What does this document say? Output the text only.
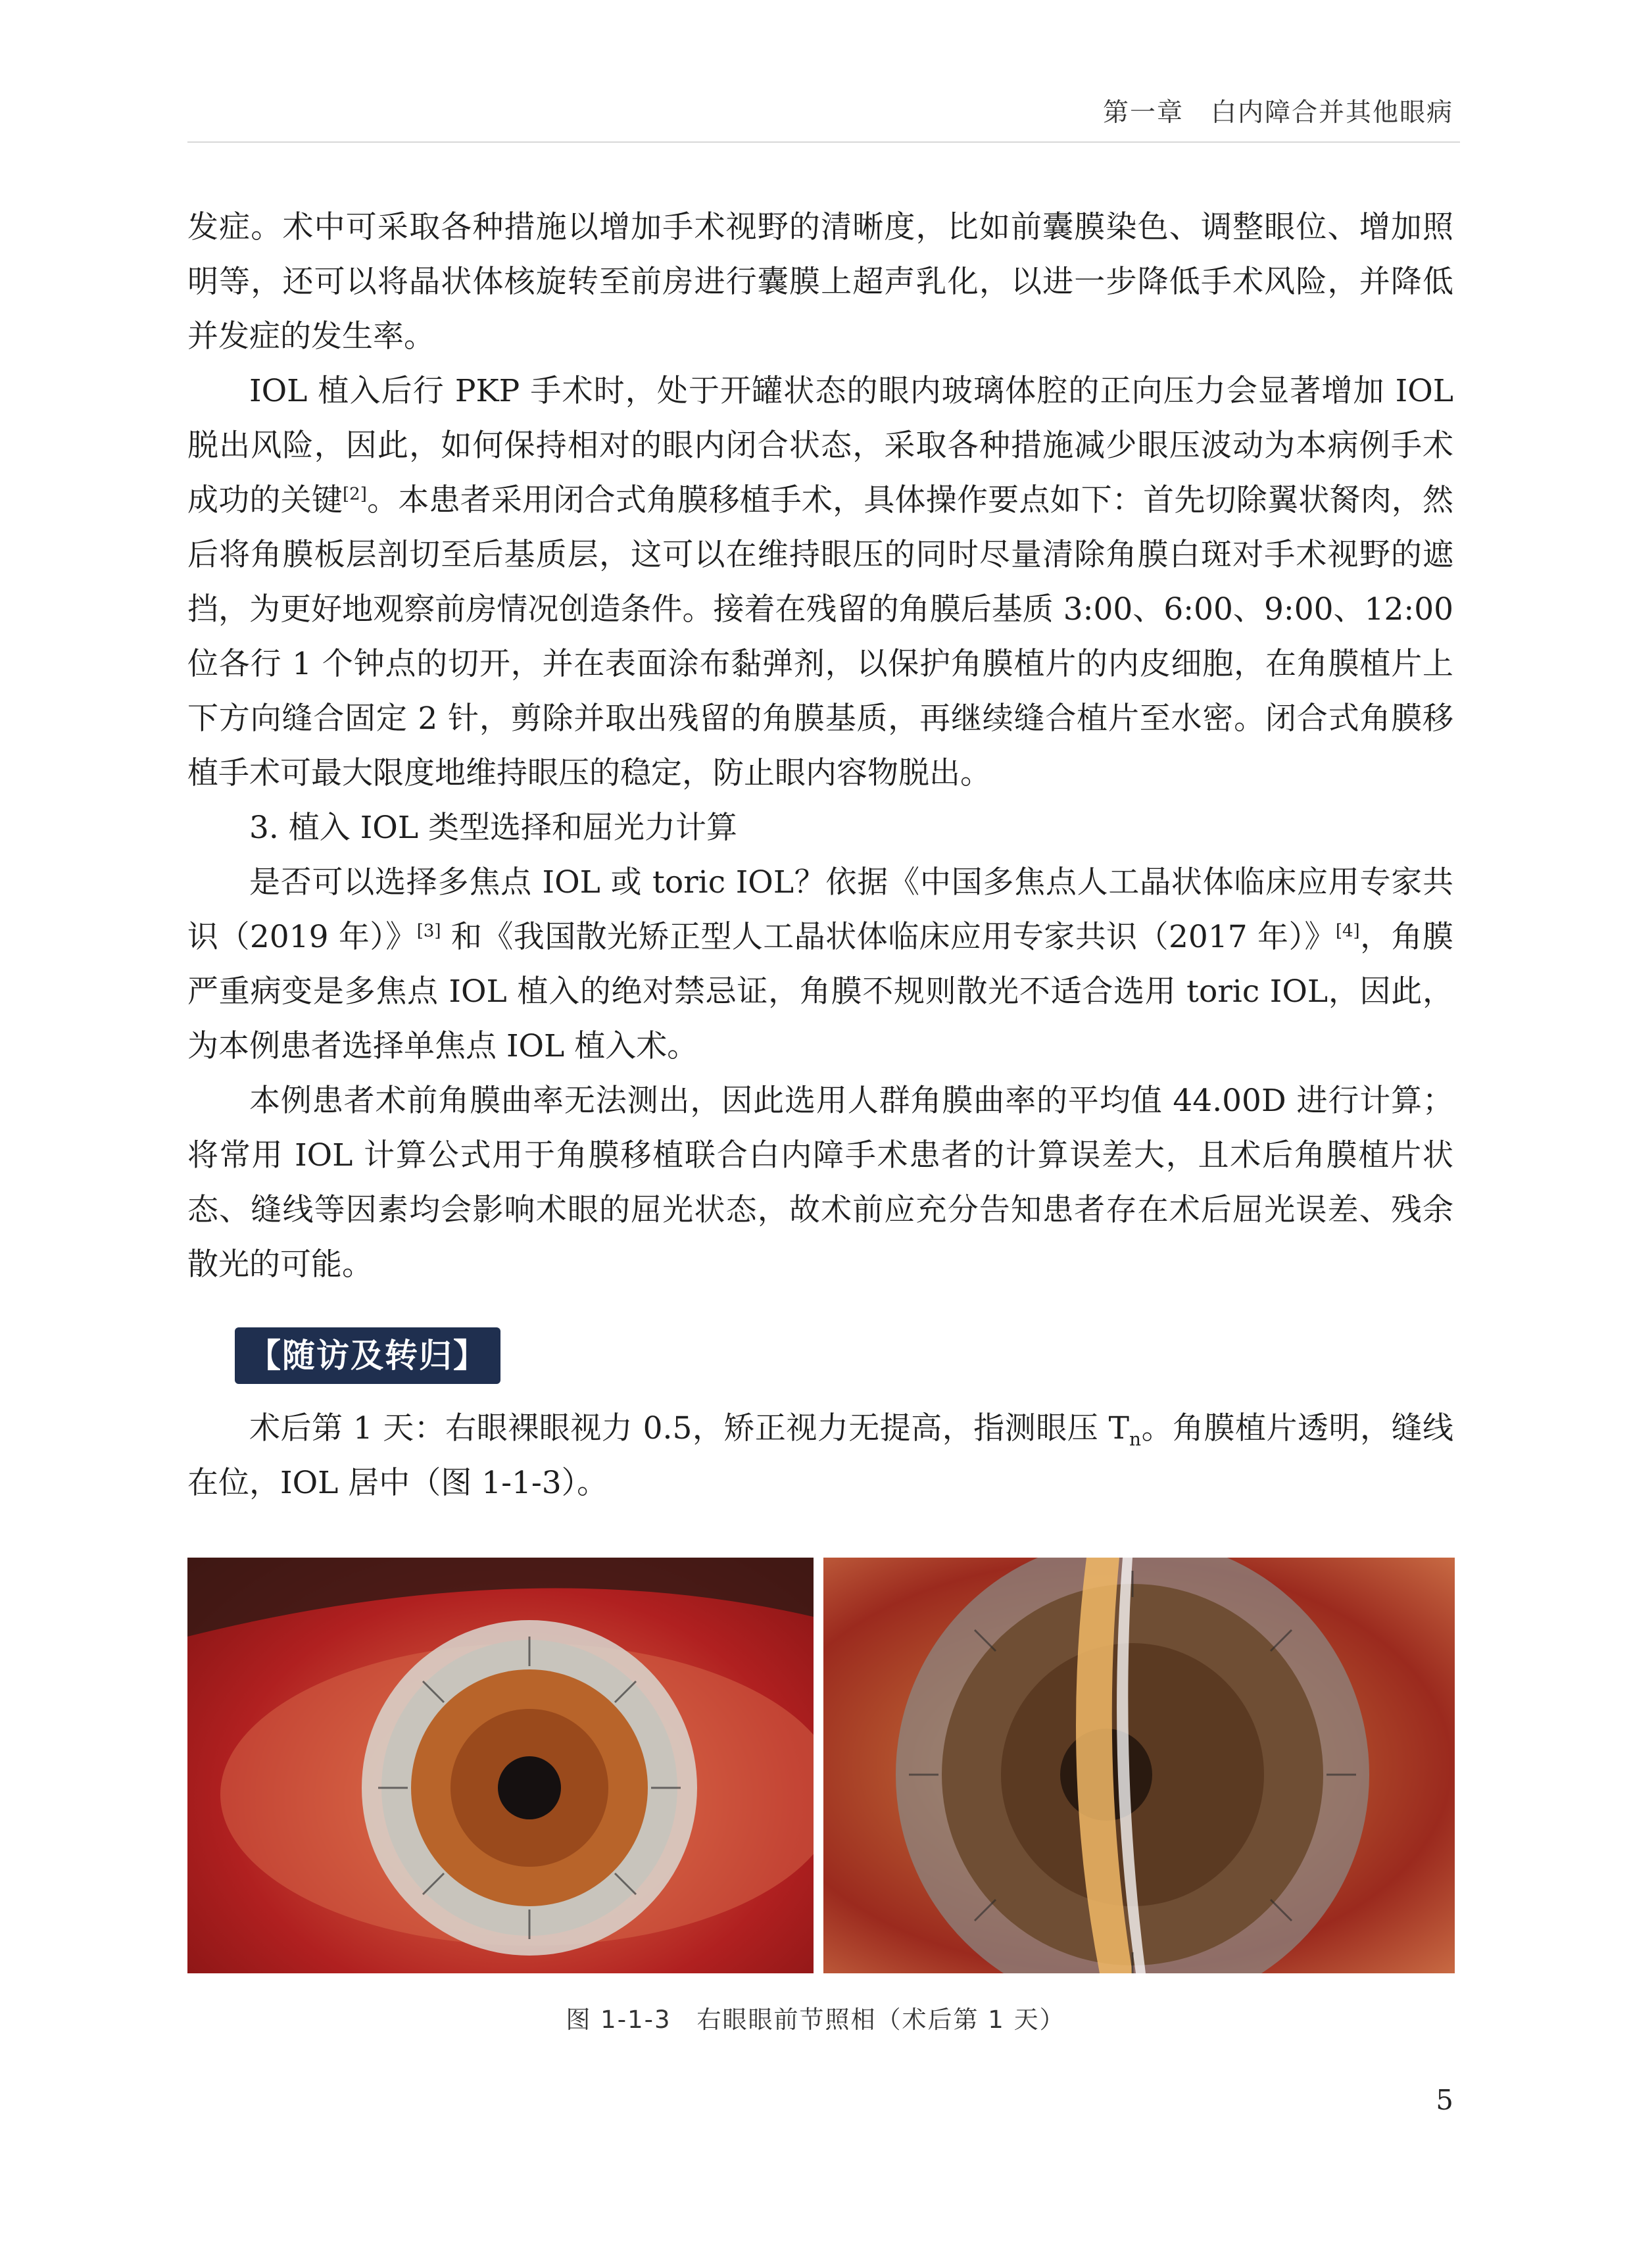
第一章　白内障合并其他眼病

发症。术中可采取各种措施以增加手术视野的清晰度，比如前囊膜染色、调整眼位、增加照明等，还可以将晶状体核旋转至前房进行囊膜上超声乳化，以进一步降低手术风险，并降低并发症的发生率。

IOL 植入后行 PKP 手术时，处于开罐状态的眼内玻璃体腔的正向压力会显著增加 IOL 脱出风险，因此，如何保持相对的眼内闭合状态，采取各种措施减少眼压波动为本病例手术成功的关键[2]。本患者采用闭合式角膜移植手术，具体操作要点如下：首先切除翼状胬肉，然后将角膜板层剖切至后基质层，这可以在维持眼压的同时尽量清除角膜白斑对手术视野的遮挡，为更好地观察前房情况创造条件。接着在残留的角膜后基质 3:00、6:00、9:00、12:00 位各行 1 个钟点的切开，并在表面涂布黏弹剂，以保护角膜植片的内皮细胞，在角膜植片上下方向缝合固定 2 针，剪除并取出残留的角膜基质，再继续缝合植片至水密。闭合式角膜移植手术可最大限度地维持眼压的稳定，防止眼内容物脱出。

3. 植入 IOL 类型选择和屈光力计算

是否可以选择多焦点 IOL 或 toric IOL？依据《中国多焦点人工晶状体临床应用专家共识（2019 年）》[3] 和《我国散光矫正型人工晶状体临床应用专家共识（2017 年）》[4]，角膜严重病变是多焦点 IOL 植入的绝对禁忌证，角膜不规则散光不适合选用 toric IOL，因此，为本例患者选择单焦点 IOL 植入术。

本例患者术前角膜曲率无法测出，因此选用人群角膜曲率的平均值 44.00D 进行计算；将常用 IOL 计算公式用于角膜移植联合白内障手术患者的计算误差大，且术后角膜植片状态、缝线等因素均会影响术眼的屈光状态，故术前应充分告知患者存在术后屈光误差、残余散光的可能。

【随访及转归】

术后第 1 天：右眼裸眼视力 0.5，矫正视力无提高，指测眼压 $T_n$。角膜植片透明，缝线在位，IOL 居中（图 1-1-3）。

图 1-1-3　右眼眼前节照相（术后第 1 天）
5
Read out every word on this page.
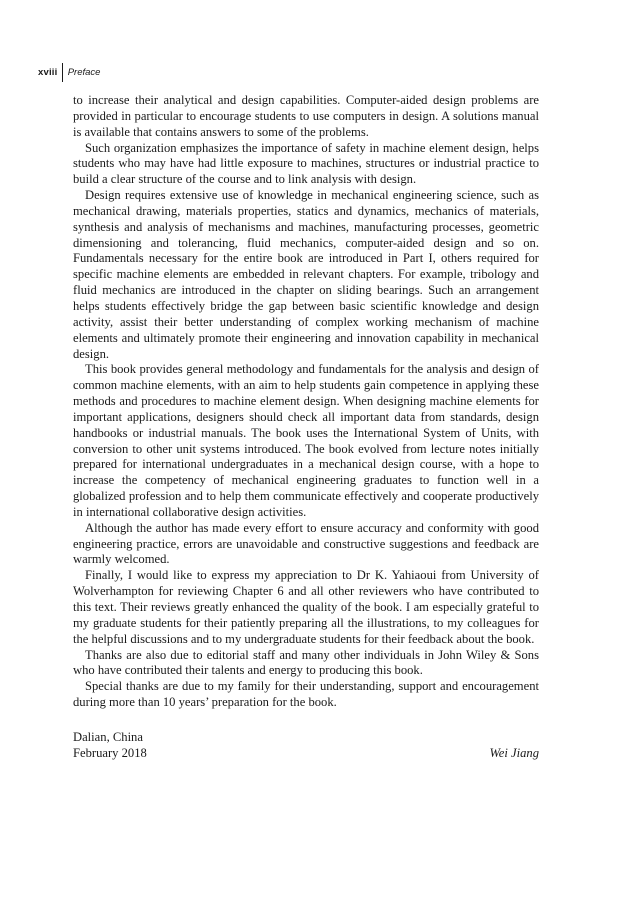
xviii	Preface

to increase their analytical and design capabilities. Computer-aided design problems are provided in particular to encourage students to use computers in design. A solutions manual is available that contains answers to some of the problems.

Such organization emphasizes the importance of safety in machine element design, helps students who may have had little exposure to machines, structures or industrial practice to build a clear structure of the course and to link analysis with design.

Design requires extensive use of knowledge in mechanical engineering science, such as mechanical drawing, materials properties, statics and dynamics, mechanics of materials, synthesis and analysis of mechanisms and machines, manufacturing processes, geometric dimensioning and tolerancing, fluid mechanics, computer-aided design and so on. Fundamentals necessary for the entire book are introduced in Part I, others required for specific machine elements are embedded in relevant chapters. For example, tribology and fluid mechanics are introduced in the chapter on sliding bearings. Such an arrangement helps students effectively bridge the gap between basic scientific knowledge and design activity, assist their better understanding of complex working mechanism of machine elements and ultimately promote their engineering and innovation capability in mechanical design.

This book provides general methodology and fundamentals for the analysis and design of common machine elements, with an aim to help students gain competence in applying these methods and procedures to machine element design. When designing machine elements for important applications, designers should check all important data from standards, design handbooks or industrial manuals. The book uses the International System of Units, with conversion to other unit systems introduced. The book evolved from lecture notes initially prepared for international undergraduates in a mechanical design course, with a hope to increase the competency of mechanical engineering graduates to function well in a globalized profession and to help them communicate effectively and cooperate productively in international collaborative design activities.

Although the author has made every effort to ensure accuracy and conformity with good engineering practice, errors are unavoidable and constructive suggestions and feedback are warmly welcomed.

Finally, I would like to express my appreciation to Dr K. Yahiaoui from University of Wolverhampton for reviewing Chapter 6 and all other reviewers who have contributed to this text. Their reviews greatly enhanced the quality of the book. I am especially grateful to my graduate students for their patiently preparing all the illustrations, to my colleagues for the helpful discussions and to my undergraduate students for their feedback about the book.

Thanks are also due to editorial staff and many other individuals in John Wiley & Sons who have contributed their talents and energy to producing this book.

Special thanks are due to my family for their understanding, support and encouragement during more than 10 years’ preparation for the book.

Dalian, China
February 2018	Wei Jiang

════════

> **PROBLEM REQUIREMENTS**
Copy the records exactly. Skip the pictures.

> **EXPECTED OUTPUT**
What does this document say? Output the text only.
第一章　白内障合并其他眼病

发症。术中可采取各种措施以增加手术视野的清晰度，比如前囊膜染色、调整眼位、增加照明等，还可以将晶状体核旋转至前房进行囊膜上超声乳化，以进一步降低手术风险，并降低并发症的发生率。

IOL 植入后行 PKP 手术时，处于开罐状态的眼内玻璃体腔的正向压力会显著增加 IOL 脱出风险，因此，如何保持相对的眼内闭合状态，采取各种措施减少眼压波动为本病例手术成功的关键[2]。本患者采用闭合式角膜移植手术，具体操作要点如下：首先切除翼状胬肉，然后将角膜板层剖切至后基质层，这可以在维持眼压的同时尽量清除角膜白斑对手术视野的遮挡，为更好地观察前房情况创造条件。接着在残留的角膜后基质 3:00、6:00、9:00、12:00 位各行 1 个钟点的切开，并在表面涂布黏弹剂，以保护角膜植片的内皮细胞，在角膜植片上下方向缝合固定 2 针，剪除并取出残留的角膜基质，再继续缝合植片至水密。闭合式角膜移植手术可最大限度地维持眼压的稳定，防止眼内容物脱出。

3. 植入 IOL 类型选择和屈光力计算

是否可以选择多焦点 IOL 或 toric IOL？依据《中国多焦点人工晶状体临床应用专家共识（2019 年）》[3] 和《我国散光矫正型人工晶状体临床应用专家共识（2017 年）》[4]，角膜严重病变是多焦点 IOL 植入的绝对禁忌证，角膜不规则散光不适合选用 toric IOL，因此，为本例患者选择单焦点 IOL 植入术。

本例患者术前角膜曲率无法测出，因此选用人群角膜曲率的平均值 44.00D 进行计算；将常用 IOL 计算公式用于角膜移植联合白内障手术患者的计算误差大，且术后角膜植片状态、缝线等因素均会影响术眼的屈光状态，故术前应充分告知患者存在术后屈光误差、残余散光的可能。

【随访及转归】

术后第 1 天：右眼裸眼视力 0.5，矫正视力无提高，指测眼压 $T_n$。角膜植片透明，缝线在位，IOL 居中（图 1-1-3）。

图 1-1-3　右眼眼前节照相（术后第 1 天）
5
Read out every word on this page.
xviii	Preface

to increase their analytical and design capabilities. Computer-aided design problems are provided in particular to encourage students to use computers in design. A solutions manual is available that contains answers to some of the problems.

Such organization emphasizes the importance of safety in machine element design, helps students who may have had little exposure to machines, structures or industrial practice to build a clear structure of the course and to link analysis with design.

Design requires extensive use of knowledge in mechanical engineering science, such as mechanical drawing, materials properties, statics and dynamics, mechanics of materials, synthesis and analysis of mechanisms and machines, manufacturing processes, geometric dimensioning and tolerancing, fluid mechanics, computer-aided design and so on. Fundamentals necessary for the entire book are introduced in Part I, others required for specific machine elements are embedded in relevant chapters. For example, tribology and fluid mechanics are introduced in the chapter on sliding bearings. Such an arrangement helps students effectively bridge the gap between basic scientific knowledge and design activity, assist their better understanding of complex working mechanism of machine elements and ultimately promote their engineering and innovation capability in mechanical design.

This book provides general methodology and fundamentals for the analysis and design of common machine elements, with an aim to help students gain competence in applying these methods and procedures to machine element design. When designing machine elements for important applications, designers should check all important data from standards, design handbooks or industrial manuals. The book uses the International System of Units, with conversion to other unit systems introduced. The book evolved from lecture notes initially prepared for international undergraduates in a mechanical design course, with a hope to increase the competency of mechanical engineering graduates to function well in a globalized profession and to help them communicate effectively and cooperate productively in international collaborative design activities.

Although the author has made every effort to ensure accuracy and conformity with good engineering practice, errors are unavoidable and constructive suggestions and feedback are warmly welcomed.

Finally, I would like to express my appreciation to Dr K. Yahiaoui from University of Wolverhampton for reviewing Chapter 6 and all other reviewers who have contributed to this text. Their reviews greatly enhanced the quality of the book. I am especially grateful to my graduate students for their patiently preparing all the illustrations, to my colleagues for the helpful discussions and to my undergraduate students for their feedback about the book.

Thanks are also due to editorial staff and many other individuals in John Wiley & Sons who have contributed their talents and energy to producing this book.

Special thanks are due to my family for their understanding, support and encouragement during more than 10 years’ preparation for the book.

Dalian, China
February 2018	Wei Jiang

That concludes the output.